Extracted records:
::::::

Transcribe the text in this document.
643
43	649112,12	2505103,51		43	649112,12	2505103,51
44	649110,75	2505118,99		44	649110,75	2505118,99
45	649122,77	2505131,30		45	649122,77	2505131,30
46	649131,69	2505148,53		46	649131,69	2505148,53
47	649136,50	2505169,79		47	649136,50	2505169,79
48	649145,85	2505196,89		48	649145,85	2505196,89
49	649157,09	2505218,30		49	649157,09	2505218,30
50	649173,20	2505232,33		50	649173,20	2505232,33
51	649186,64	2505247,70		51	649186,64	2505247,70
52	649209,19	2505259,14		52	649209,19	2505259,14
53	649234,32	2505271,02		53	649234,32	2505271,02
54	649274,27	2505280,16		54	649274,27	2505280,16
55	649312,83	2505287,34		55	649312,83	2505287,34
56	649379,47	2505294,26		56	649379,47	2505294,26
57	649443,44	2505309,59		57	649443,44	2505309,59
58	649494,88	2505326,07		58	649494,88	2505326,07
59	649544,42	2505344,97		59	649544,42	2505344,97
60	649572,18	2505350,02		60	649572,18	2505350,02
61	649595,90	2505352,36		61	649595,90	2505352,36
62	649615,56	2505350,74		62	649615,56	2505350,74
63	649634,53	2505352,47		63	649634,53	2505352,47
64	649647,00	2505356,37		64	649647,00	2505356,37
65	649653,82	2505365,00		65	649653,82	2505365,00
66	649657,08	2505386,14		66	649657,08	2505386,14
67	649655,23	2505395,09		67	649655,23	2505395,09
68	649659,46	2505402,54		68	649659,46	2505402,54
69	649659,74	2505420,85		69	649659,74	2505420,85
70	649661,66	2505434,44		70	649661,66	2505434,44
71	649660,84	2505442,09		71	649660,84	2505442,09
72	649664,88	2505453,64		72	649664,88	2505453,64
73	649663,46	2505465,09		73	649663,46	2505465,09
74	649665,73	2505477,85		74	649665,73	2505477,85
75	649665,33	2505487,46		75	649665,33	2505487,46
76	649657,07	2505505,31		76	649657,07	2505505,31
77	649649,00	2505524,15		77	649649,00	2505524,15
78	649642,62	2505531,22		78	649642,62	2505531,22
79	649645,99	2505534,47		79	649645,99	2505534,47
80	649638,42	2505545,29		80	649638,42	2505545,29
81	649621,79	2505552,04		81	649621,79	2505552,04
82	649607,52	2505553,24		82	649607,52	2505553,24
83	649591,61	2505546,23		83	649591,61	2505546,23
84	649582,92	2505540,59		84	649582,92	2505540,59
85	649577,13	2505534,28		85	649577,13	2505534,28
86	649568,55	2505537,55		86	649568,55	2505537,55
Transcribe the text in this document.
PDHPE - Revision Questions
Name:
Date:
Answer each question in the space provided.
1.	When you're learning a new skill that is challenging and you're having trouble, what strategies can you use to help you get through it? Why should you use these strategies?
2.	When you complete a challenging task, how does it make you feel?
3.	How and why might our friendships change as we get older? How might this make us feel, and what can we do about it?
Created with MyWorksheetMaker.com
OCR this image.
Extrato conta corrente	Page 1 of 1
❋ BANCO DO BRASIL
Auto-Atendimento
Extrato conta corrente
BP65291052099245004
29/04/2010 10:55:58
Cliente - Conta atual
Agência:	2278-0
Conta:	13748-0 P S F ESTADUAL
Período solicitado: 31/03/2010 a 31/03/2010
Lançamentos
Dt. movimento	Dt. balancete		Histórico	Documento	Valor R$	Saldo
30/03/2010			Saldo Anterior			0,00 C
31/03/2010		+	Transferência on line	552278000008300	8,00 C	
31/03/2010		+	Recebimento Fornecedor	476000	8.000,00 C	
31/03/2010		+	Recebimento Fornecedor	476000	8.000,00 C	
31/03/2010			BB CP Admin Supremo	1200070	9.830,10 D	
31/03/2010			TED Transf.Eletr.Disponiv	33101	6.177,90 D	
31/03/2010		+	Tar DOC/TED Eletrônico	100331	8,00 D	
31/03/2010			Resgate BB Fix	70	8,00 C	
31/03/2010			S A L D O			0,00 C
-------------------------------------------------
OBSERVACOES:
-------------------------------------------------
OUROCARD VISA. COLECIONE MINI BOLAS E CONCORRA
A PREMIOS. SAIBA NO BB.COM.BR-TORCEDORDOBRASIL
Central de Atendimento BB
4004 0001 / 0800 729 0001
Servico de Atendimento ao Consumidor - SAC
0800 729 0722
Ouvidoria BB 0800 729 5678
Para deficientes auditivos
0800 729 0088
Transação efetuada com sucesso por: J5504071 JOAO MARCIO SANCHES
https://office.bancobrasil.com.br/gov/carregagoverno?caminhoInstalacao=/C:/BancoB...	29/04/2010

::::::

**Task description:**
Extract every record. Keep wording exact.

**Answer to the problem:**
Transcribe the text in this document.
643
43	649112,12	2505103,51		43	649112,12	2505103,51
44	649110,75	2505118,99		44	649110,75	2505118,99
45	649122,77	2505131,30		45	649122,77	2505131,30
46	649131,69	2505148,53		46	649131,69	2505148,53
47	649136,50	2505169,79		47	649136,50	2505169,79
48	649145,85	2505196,89		48	649145,85	2505196,89
49	649157,09	2505218,30		49	649157,09	2505218,30
50	649173,20	2505232,33		50	649173,20	2505232,33
51	649186,64	2505247,70		51	649186,64	2505247,70
52	649209,19	2505259,14		52	649209,19	2505259,14
53	649234,32	2505271,02		53	649234,32	2505271,02
54	649274,27	2505280,16		54	649274,27	2505280,16
55	649312,83	2505287,34		55	649312,83	2505287,34
56	649379,47	2505294,26		56	649379,47	2505294,26
57	649443,44	2505309,59		57	649443,44	2505309,59
58	649494,88	2505326,07		58	649494,88	2505326,07
59	649544,42	2505344,97		59	649544,42	2505344,97
60	649572,18	2505350,02		60	649572,18	2505350,02
61	649595,90	2505352,36		61	649595,90	2505352,36
62	649615,56	2505350,74		62	649615,56	2505350,74
63	649634,53	2505352,47		63	649634,53	2505352,47
64	649647,00	2505356,37		64	649647,00	2505356,37
65	649653,82	2505365,00		65	649653,82	2505365,00
66	649657,08	2505386,14		66	649657,08	2505386,14
67	649655,23	2505395,09		67	649655,23	2505395,09
68	649659,46	2505402,54		68	649659,46	2505402,54
69	649659,74	2505420,85		69	649659,74	2505420,85
70	649661,66	2505434,44		70	649661,66	2505434,44
71	649660,84	2505442,09		71	649660,84	2505442,09
72	649664,88	2505453,64		72	649664,88	2505453,64
73	649663,46	2505465,09		73	649663,46	2505465,09
74	649665,73	2505477,85		74	649665,73	2505477,85
75	649665,33	2505487,46		75	649665,33	2505487,46
76	649657,07	2505505,31		76	649657,07	2505505,31
77	649649,00	2505524,15		77	649649,00	2505524,15
78	649642,62	2505531,22		78	649642,62	2505531,22
79	649645,99	2505534,47		79	649645,99	2505534,47
80	649638,42	2505545,29		80	649638,42	2505545,29
81	649621,79	2505552,04		81	649621,79	2505552,04
82	649607,52	2505553,24		82	649607,52	2505553,24
83	649591,61	2505546,23		83	649591,61	2505546,23
84	649582,92	2505540,59		84	649582,92	2505540,59
85	649577,13	2505534,28		85	649577,13	2505534,28
86	649568,55	2505537,55		86	649568,55	2505537,55
Transcribe the text in this document.
PDHPE - Revision Questions
Name:
Date:
Answer each question in the space provided.
1.	When you're learning a new skill that is challenging and you're having trouble, what strategies can you use to help you get through it? Why should you use these strategies?
2.	When you complete a challenging task, how does it make you feel?
3.	How and why might our friendships change as we get older? How might this make us feel, and what can we do about it?
Created with MyWorksheetMaker.com
OCR this image.
Extrato conta corrente	Page 1 of 1
❋ BANCO DO BRASIL
Auto-Atendimento
Extrato conta corrente
BP65291052099245004
29/04/2010 10:55:58
Cliente - Conta atual
Agência:	2278-0
Conta:	13748-0 P S F ESTADUAL
Período solicitado: 31/03/2010 a 31/03/2010
Lançamentos
Dt. movimento	Dt. balancete		Histórico	Documento	Valor R$	Saldo
30/03/2010			Saldo Anterior			0,00 C
31/03/2010		+	Transferência on line	552278000008300	8,00 C	
31/03/2010		+	Recebimento Fornecedor	476000	8.000,00 C	
31/03/2010		+	Recebimento Fornecedor	476000	8.000,00 C	
31/03/2010			BB CP Admin Supremo	1200070	9.830,10 D	
31/03/2010			TED Transf.Eletr.Disponiv	33101	6.177,90 D	
31/03/2010		+	Tar DOC/TED Eletrônico	100331	8,00 D	
31/03/2010			Resgate BB Fix	70	8,00 C	
31/03/2010			S A L D O			0,00 C
-------------------------------------------------
OBSERVACOES:
-------------------------------------------------
OUROCARD VISA. COLECIONE MINI BOLAS E CONCORRA
A PREMIOS. SAIBA NO BB.COM.BR-TORCEDORDOBRASIL
Central de Atendimento BB
4004 0001 / 0800 729 0001
Servico de Atendimento ao Consumidor - SAC
0800 729 0722
Ouvidoria BB 0800 729 5678
Para deficientes auditivos
0800 729 0088
Transação efetuada com sucesso por: J5504071 JOAO MARCIO SANCHES
https://office.bancobrasil.com.br/gov/carregagoverno?caminhoInstalacao=/C:/BancoB...	29/04/2010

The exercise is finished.